** start of INPUT MATERIAL **
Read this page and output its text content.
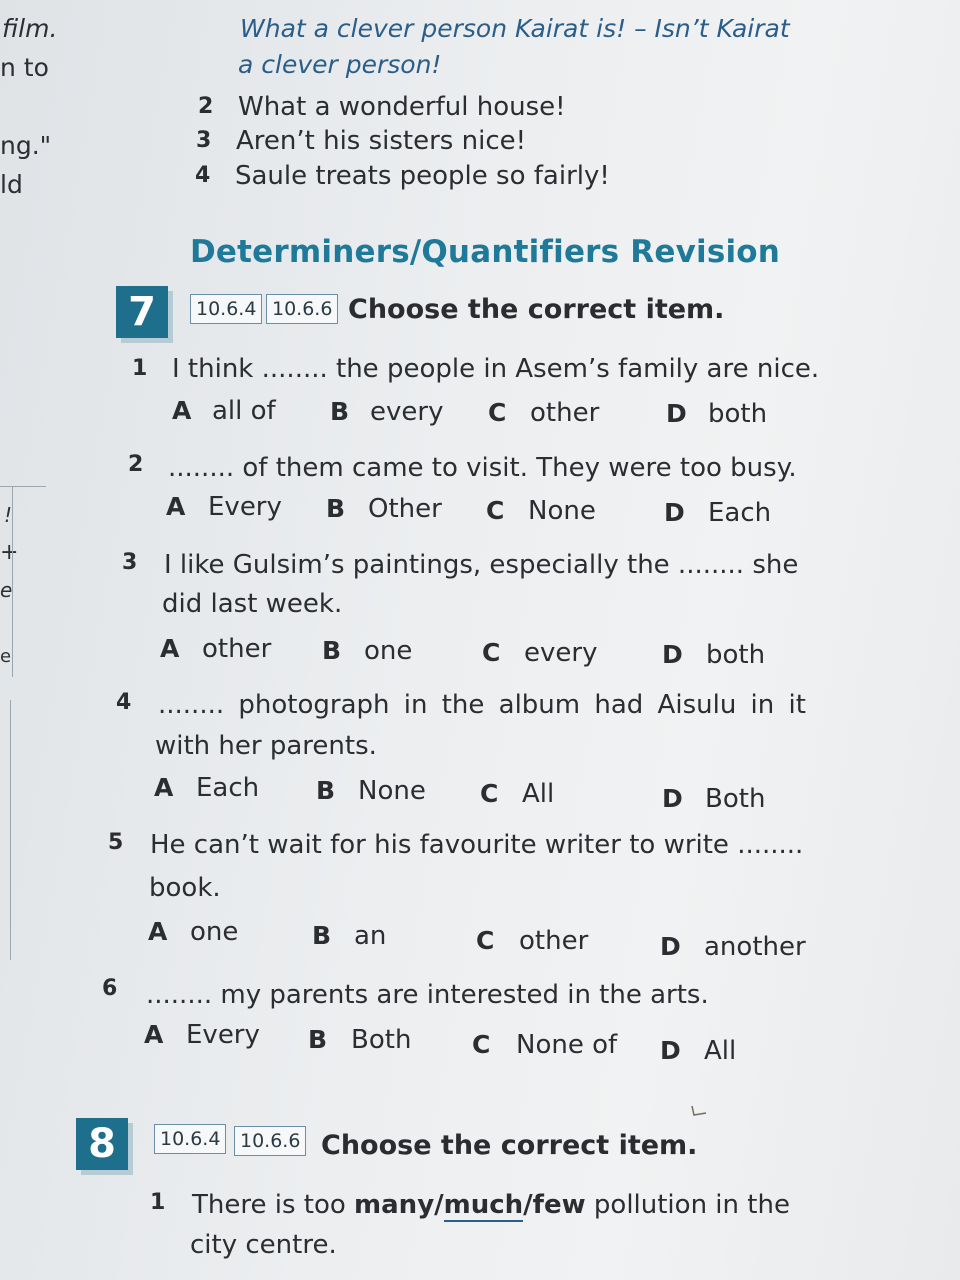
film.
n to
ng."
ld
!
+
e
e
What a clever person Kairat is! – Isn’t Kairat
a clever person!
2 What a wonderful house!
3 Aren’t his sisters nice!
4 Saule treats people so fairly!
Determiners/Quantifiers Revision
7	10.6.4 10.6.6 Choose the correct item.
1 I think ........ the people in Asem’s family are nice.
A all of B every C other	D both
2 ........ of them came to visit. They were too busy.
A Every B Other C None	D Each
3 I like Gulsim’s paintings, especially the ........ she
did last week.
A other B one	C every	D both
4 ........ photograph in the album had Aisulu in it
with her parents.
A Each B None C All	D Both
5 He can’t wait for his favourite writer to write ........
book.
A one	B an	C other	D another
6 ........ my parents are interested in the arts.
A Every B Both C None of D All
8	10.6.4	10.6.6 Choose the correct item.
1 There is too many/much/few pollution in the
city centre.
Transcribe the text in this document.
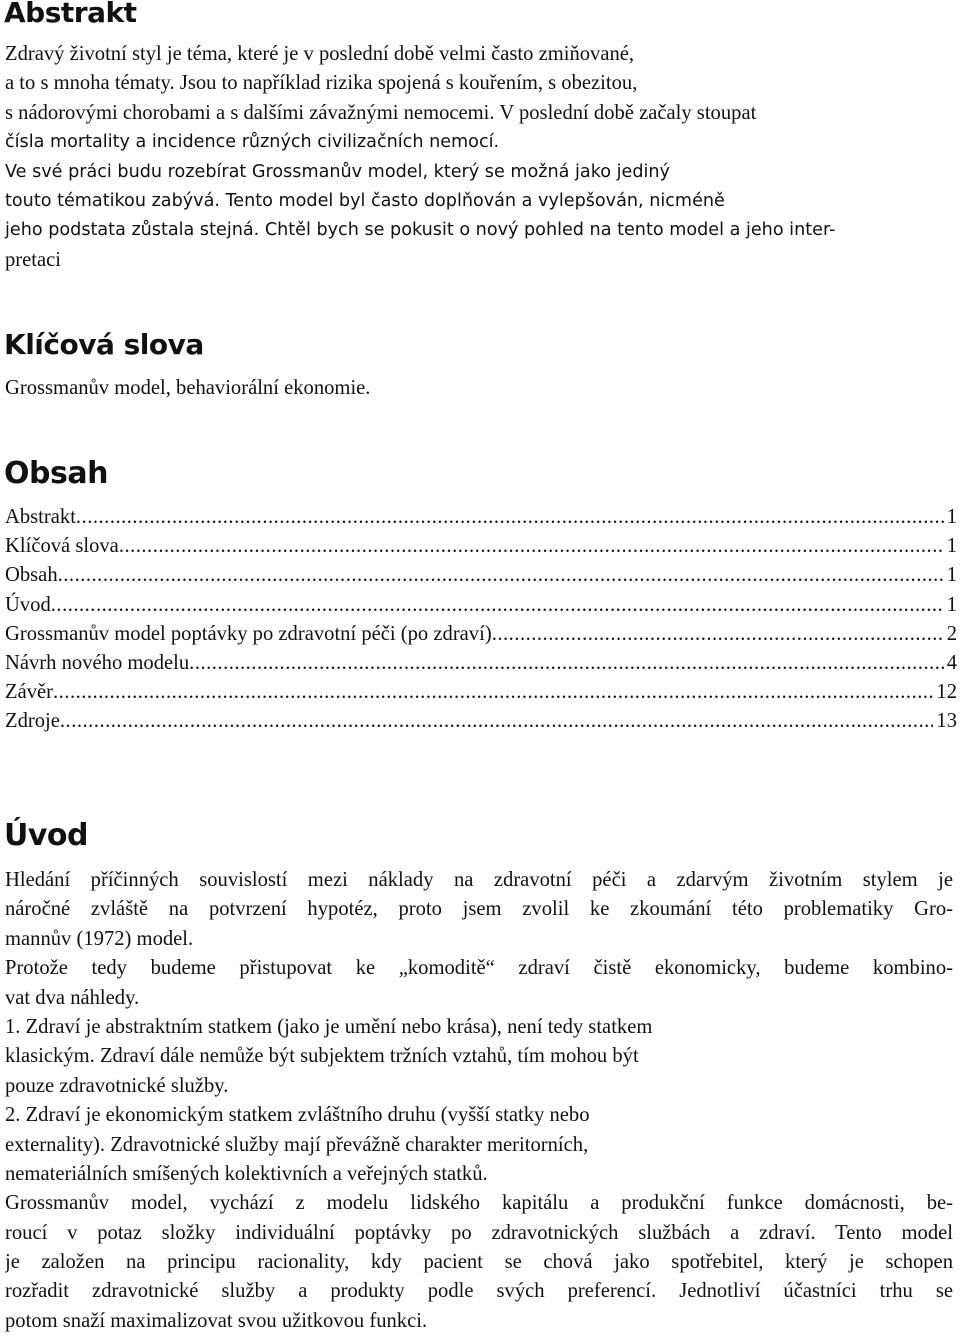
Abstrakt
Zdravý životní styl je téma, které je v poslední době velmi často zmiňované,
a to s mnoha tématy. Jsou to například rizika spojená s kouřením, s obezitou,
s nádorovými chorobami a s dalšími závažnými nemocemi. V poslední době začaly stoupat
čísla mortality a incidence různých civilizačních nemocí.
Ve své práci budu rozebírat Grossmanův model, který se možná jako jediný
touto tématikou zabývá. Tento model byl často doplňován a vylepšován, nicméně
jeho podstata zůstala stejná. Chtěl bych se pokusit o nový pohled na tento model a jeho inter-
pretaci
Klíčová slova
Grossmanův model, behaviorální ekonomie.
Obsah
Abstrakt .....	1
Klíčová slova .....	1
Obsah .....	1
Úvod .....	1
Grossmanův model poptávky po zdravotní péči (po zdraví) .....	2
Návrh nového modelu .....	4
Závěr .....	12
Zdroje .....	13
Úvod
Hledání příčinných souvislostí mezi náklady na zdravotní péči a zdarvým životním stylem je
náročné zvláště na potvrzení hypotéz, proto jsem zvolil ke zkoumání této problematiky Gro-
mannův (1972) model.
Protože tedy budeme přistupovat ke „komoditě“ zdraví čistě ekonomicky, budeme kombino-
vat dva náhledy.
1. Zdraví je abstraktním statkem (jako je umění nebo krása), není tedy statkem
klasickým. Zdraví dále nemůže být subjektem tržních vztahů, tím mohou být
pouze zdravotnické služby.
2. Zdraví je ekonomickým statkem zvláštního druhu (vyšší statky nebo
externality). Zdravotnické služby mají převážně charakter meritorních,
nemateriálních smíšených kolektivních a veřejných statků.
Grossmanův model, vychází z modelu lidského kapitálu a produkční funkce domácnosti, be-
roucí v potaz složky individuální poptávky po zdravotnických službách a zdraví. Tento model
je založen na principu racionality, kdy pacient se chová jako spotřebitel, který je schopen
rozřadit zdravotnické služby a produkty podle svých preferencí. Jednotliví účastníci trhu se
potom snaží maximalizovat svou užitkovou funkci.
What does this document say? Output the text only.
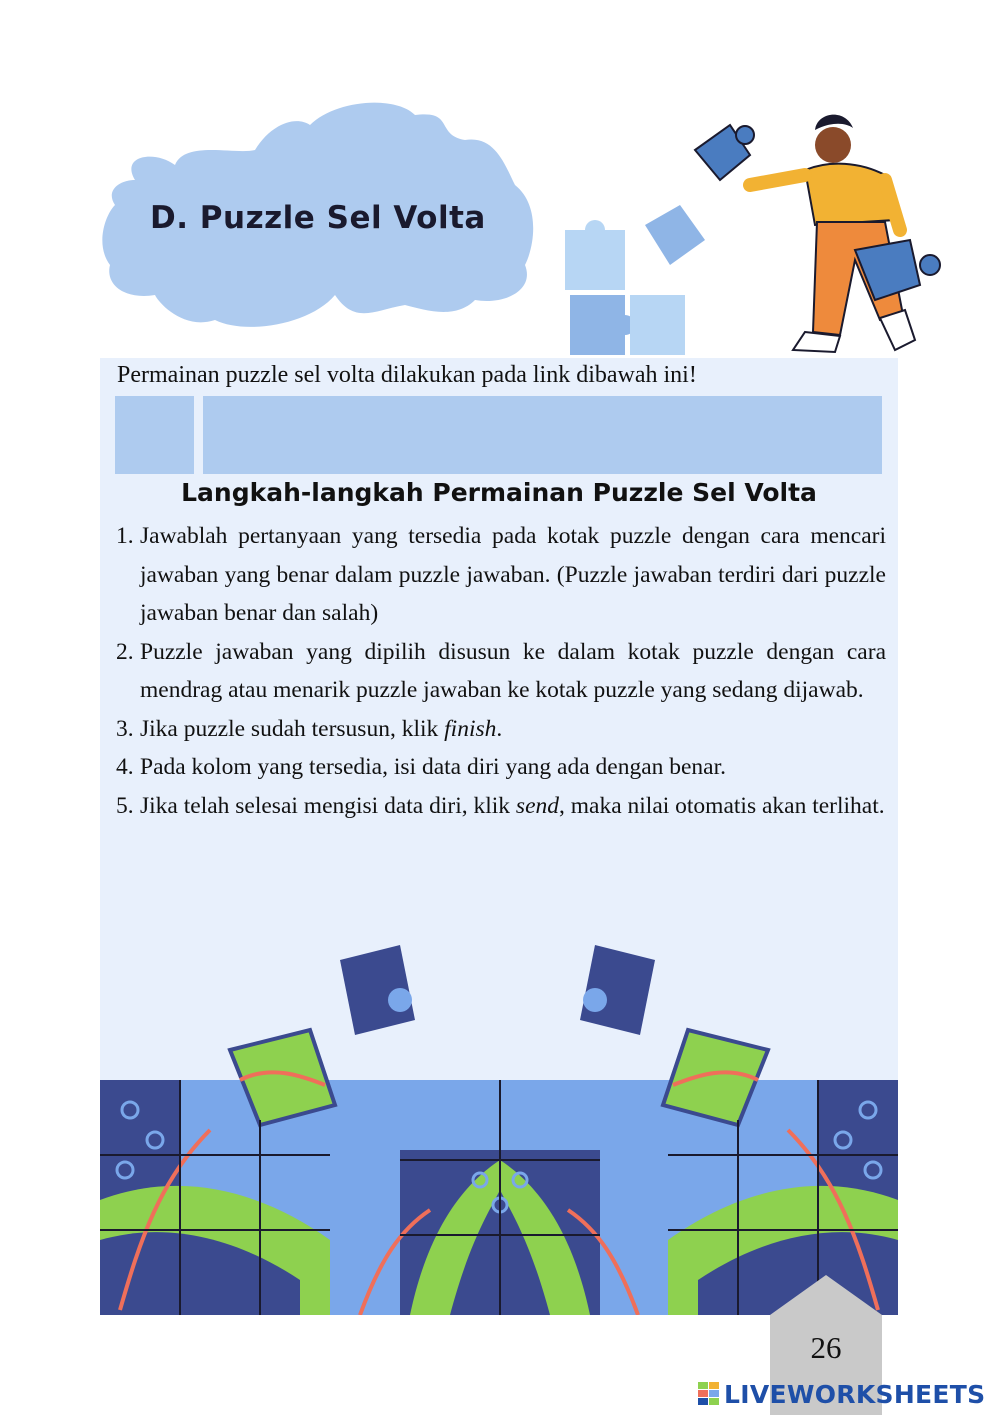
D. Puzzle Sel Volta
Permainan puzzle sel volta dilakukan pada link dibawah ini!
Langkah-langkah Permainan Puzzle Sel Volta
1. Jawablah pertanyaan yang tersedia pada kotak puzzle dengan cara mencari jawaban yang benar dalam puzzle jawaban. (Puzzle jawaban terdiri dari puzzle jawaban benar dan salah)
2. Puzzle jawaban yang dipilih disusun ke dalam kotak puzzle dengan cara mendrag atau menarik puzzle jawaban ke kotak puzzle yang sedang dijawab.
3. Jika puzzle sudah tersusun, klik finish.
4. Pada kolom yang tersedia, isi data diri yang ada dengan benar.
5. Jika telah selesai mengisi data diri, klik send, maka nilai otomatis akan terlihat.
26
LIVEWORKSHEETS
** end of INPUT MATERIAL **
SHORT EXERCISE:
Count every line above that holds the word "item", and state the number and nothing more.

EXPECTED OUTPUT:
2